• _Aim of the task_
Reproduce every one of the following rows verbatim, keeping each character, space and line break unchanged.

• _Material shown_

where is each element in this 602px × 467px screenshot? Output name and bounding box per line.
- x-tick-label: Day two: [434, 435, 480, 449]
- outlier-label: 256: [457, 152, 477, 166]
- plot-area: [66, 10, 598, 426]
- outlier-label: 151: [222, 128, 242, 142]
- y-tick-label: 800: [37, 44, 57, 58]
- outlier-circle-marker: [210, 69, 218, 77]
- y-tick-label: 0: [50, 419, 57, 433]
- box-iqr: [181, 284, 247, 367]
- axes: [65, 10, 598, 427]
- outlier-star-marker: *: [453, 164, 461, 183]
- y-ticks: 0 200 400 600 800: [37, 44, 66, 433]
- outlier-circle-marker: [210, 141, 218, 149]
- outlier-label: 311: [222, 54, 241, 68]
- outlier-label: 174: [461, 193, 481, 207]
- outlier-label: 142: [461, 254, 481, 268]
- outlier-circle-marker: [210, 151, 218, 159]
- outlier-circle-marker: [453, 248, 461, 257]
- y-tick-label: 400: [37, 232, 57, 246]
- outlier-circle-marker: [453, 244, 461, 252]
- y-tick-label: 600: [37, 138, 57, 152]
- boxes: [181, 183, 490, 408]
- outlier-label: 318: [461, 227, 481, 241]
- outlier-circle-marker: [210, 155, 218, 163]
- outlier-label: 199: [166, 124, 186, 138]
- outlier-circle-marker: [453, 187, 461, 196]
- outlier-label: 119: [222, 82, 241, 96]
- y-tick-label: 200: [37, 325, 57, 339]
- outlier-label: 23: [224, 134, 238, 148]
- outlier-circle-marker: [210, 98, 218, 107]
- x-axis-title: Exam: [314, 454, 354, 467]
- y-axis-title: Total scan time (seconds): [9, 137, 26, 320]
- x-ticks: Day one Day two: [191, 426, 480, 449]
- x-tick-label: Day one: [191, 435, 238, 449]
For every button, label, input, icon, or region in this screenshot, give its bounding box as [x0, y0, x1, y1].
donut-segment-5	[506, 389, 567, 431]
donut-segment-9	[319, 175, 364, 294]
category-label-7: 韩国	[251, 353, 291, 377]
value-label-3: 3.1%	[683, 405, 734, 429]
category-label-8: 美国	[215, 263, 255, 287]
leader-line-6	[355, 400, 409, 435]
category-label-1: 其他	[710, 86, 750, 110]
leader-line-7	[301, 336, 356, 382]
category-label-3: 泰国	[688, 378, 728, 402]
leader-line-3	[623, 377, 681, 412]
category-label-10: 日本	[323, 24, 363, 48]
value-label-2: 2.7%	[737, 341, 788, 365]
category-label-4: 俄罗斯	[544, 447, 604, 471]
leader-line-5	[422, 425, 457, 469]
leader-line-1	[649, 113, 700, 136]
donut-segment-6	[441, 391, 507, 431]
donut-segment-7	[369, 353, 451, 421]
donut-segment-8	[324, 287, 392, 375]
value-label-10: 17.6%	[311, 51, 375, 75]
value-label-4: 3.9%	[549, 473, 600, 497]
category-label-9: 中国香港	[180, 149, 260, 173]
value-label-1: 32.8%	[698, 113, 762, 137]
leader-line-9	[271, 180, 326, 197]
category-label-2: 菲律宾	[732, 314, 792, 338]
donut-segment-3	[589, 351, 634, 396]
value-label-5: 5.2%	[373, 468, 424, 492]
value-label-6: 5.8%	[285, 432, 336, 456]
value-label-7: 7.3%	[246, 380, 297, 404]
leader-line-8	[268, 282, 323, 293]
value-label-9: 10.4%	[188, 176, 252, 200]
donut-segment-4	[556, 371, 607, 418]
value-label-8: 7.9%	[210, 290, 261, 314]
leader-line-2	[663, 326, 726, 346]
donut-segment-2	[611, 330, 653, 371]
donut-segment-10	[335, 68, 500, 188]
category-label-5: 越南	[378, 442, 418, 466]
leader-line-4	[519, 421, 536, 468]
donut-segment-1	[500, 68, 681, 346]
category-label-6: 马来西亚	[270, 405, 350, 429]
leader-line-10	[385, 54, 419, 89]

• _Exercise output_
where is each element in this 602px × 467px screenshot? Output name and bounding box per line.
- x-tick-label: Day two: [434, 435, 480, 449]
- outlier-label: 256: [457, 152, 477, 166]
- plot-area: [66, 10, 598, 426]
- outlier-label: 151: [222, 128, 242, 142]
- y-tick-label: 800: [37, 44, 57, 58]
- outlier-circle-marker: [210, 69, 218, 77]
- y-tick-label: 0: [50, 419, 57, 433]
- box-iqr: [181, 284, 247, 367]
- axes: [65, 10, 598, 427]
- outlier-star-marker: *: [453, 164, 461, 183]
- y-ticks: 0 200 400 600 800: [37, 44, 66, 433]
- outlier-circle-marker: [210, 141, 218, 149]
- outlier-label: 311: [222, 54, 241, 68]
- outlier-label: 174: [461, 193, 481, 207]
- outlier-label: 142: [461, 254, 481, 268]
- outlier-circle-marker: [210, 151, 218, 159]
- outlier-circle-marker: [453, 248, 461, 257]
- y-tick-label: 400: [37, 232, 57, 246]
- outlier-circle-marker: [453, 244, 461, 252]
- y-tick-label: 600: [37, 138, 57, 152]
- boxes: [181, 183, 490, 408]
- outlier-label: 318: [461, 227, 481, 241]
- outlier-circle-marker: [210, 155, 218, 163]
- outlier-label: 199: [166, 124, 186, 138]
- outlier-circle-marker: [453, 187, 461, 196]
- outlier-label: 119: [222, 82, 241, 96]
- y-tick-label: 200: [37, 325, 57, 339]
- outlier-label: 23: [224, 134, 238, 148]
- outlier-circle-marker: [210, 98, 218, 107]
- x-axis-title: Exam: [314, 454, 354, 467]
- y-axis-title: Total scan time (seconds): [9, 137, 26, 320]
- x-ticks: Day one Day two: [191, 426, 480, 449]
- x-tick-label: Day one: [191, 435, 238, 449]
For every button, label, input, icon, or region in this screenshot, give its bounding box as [x0, y0, x1, y1].
donut-segment-5	[506, 389, 567, 431]
donut-segment-9	[319, 175, 364, 294]
category-label-7: 韩国	[251, 353, 291, 377]
value-label-3: 3.1%	[683, 405, 734, 429]
category-label-8: 美国	[215, 263, 255, 287]
leader-line-6	[355, 400, 409, 435]
category-label-1: 其他	[710, 86, 750, 110]
leader-line-7	[301, 336, 356, 382]
category-label-3: 泰国	[688, 378, 728, 402]
leader-line-3	[623, 377, 681, 412]
category-label-10: 日本	[323, 24, 363, 48]
value-label-2: 2.7%	[737, 341, 788, 365]
category-label-4: 俄罗斯	[544, 447, 604, 471]
leader-line-5	[422, 425, 457, 469]
leader-line-1	[649, 113, 700, 136]
donut-segment-6	[441, 391, 507, 431]
donut-segment-7	[369, 353, 451, 421]
donut-segment-8	[324, 287, 392, 375]
value-label-10: 17.6%	[311, 51, 375, 75]
value-label-4: 3.9%	[549, 473, 600, 497]
category-label-9: 中国香港	[180, 149, 260, 173]
value-label-1: 32.8%	[698, 113, 762, 137]
leader-line-9	[271, 180, 326, 197]
category-label-2: 菲律宾	[732, 314, 792, 338]
donut-segment-3	[589, 351, 634, 396]
value-label-5: 5.2%	[373, 468, 424, 492]
value-label-6: 5.8%	[285, 432, 336, 456]
value-label-7: 7.3%	[246, 380, 297, 404]
leader-line-8	[268, 282, 323, 293]
value-label-9: 10.4%	[188, 176, 252, 200]
donut-segment-4	[556, 371, 607, 418]
value-label-8: 7.9%	[210, 290, 261, 314]
leader-line-2	[663, 326, 726, 346]
donut-segment-2	[611, 330, 653, 371]
donut-segment-10	[335, 68, 500, 188]
category-label-5: 越南	[378, 442, 418, 466]
leader-line-4	[519, 421, 536, 468]
donut-segment-1	[500, 68, 681, 346]
category-label-6: 马来西亚	[270, 405, 350, 429]
leader-line-10	[385, 54, 419, 89]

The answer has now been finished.